■ Stored records:

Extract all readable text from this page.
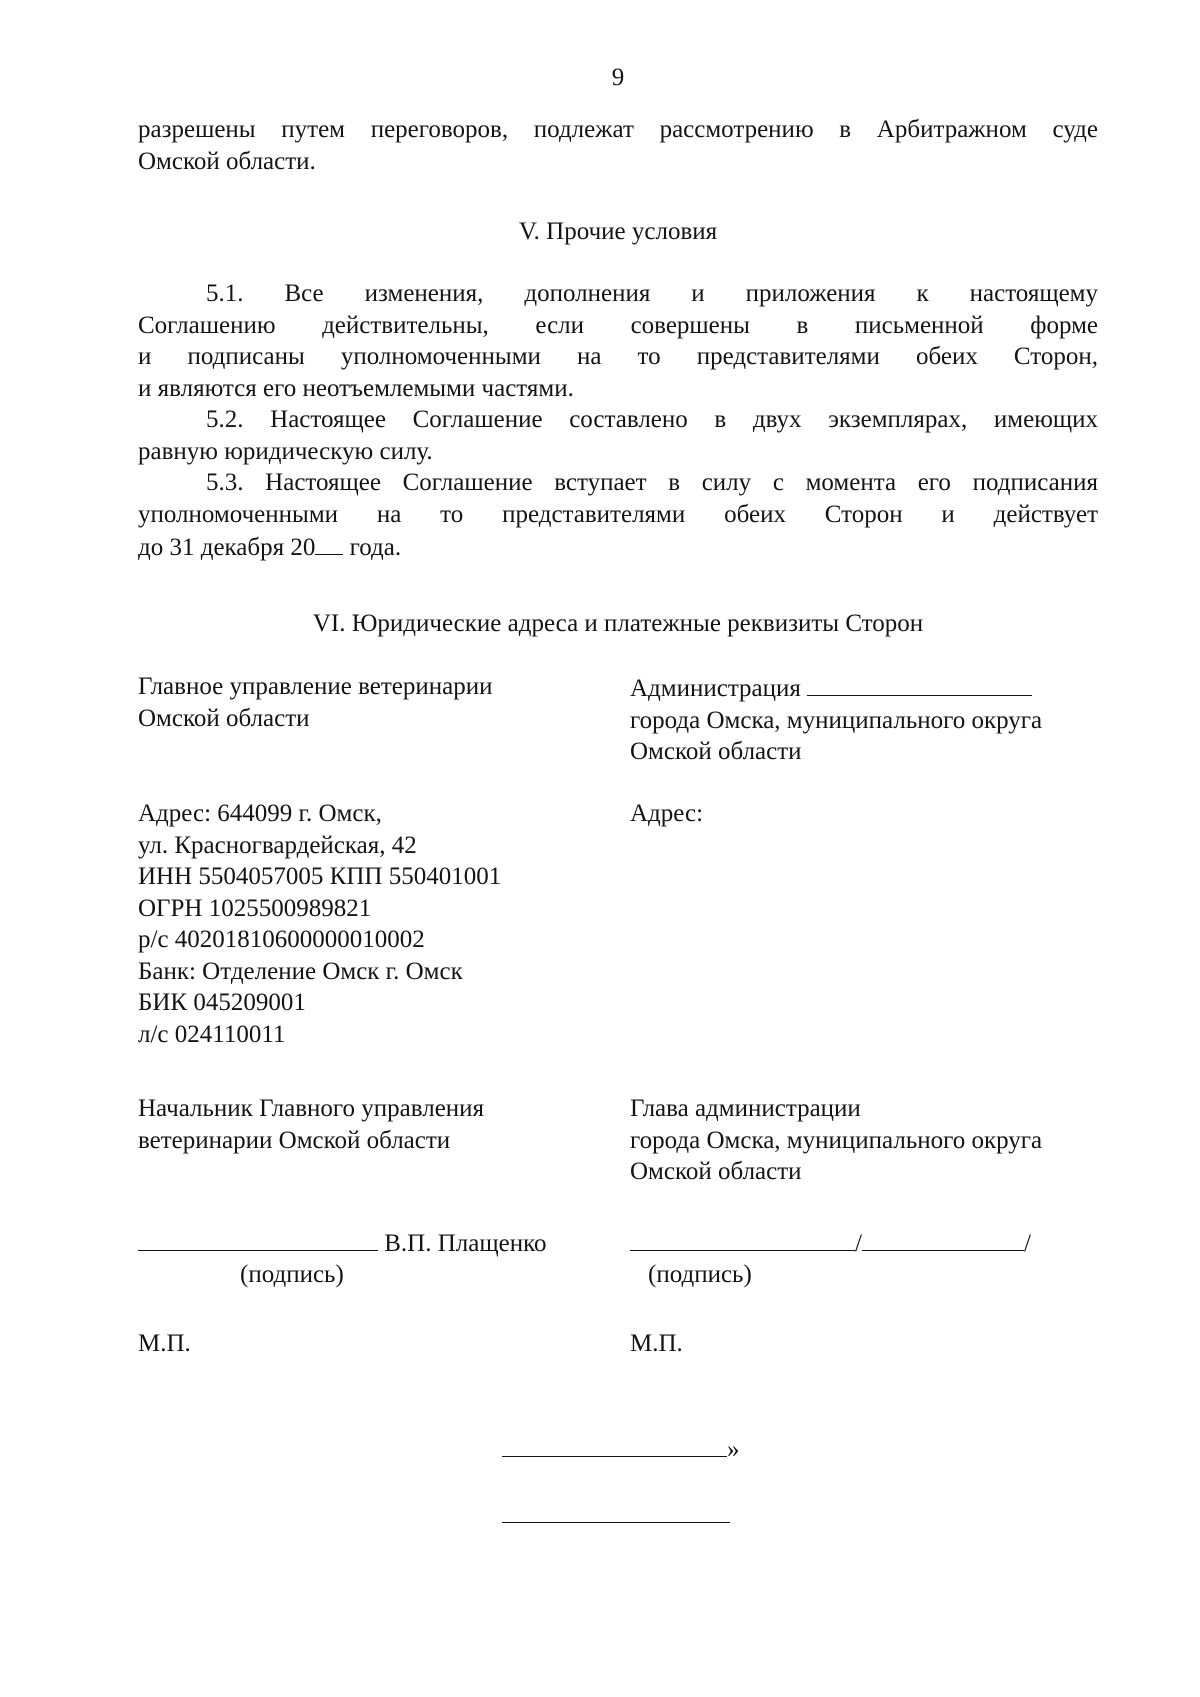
9
разрешены путем переговоров, подлежат рассмотрению в Арбитражном суде
Омской области.
V. Прочие условия
5.1. Все изменения, дополнения и приложения к настоящему
Соглашению действительны, если совершены в письменной форме
и подписаны уполномоченными на то представителями обеих Сторон,
и являются его неотъемлемыми частями.
5.2. Настоящее Соглашение составлено в двух экземплярах, имеющих
равную юридическую силу.
5.3. Настоящее Соглашение вступает в силу с момента его подписания
уполномоченными на то представителями обеих Сторон и действует
до 31 декабря 20 года.
VI. Юридические адреса и платежные реквизиты Сторон
Главное управление ветеринарии
Омской области
Администрация
города Омска, муниципального округа
Омской области
Адрес: 644099 г. Омск,
ул. Красногвардейская, 42
ИНН 5504057005 КПП 550401001
ОГРН 1025500989821
р/с 40201810600000010002
Банк: Отделение Омск г. Омск
БИК 045209001
л/с 024110011
Адрес:
Начальник Главного управления
ветеринарии Омской области
Глава администрации
города Омска, муниципального округа
Омской области
В.П. Плащенко
(подпись)
/	/
(подпись)
М.П.	М.П.
»
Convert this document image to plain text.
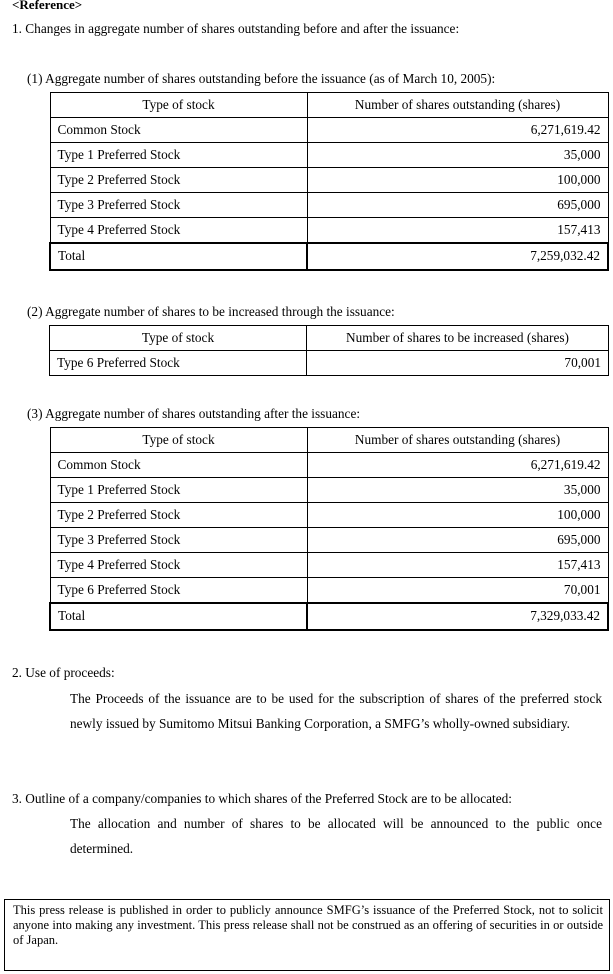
<Reference>
1. Changes in aggregate number of shares outstanding before and after the issuance:
(1) Aggregate number of shares outstanding before the issuance (as of March 10, 2005):
Type of stock	Number of shares outstanding (shares)
Common Stock	6,271,619.42
Type 1 Preferred Stock	35,000
Type 2 Preferred Stock	100,000
Type 3 Preferred Stock	695,000
Type 4 Preferred Stock	157,413
Total	7,259,032.42
(2) Aggregate number of shares to be increased through the issuance:
Type of stock	Number of shares to be increased (shares)
Type 6 Preferred Stock	70,001
(3) Aggregate number of shares outstanding after the issuance:
Type of stock	Number of shares outstanding (shares)
Common Stock	6,271,619.42
Type 1 Preferred Stock	35,000
Type 2 Preferred Stock	100,000
Type 3 Preferred Stock	695,000
Type 4 Preferred Stock	157,413
Type 6 Preferred Stock	70,001
Total	7,329,033.42
2. Use of proceeds:
The Proceeds of the issuance are to be used for the subscription of shares of the preferred stock newly issued by Sumitomo Mitsui Banking Corporation, a SMFG’s wholly-owned subsidiary.
3. Outline of a company/companies to which shares of the Preferred Stock are to be allocated:
The allocation and number of shares to be allocated will be announced to the public once determined.
This press release is published in order to publicly announce SMFG’s issuance of the Preferred Stock, not to solicit anyone into making any investment. This press release shall not be construed as an offering of securities in or outside of Japan.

■ Directions:
From the entries above, extract each line containing "Сторон".

■ Solution for this exercise:
и подписаны уполномоченными на то представителями обеих Сторон,
уполномоченными на то представителями обеих Сторон и действует
VI. Юридические адреса и платежные реквизиты Сторон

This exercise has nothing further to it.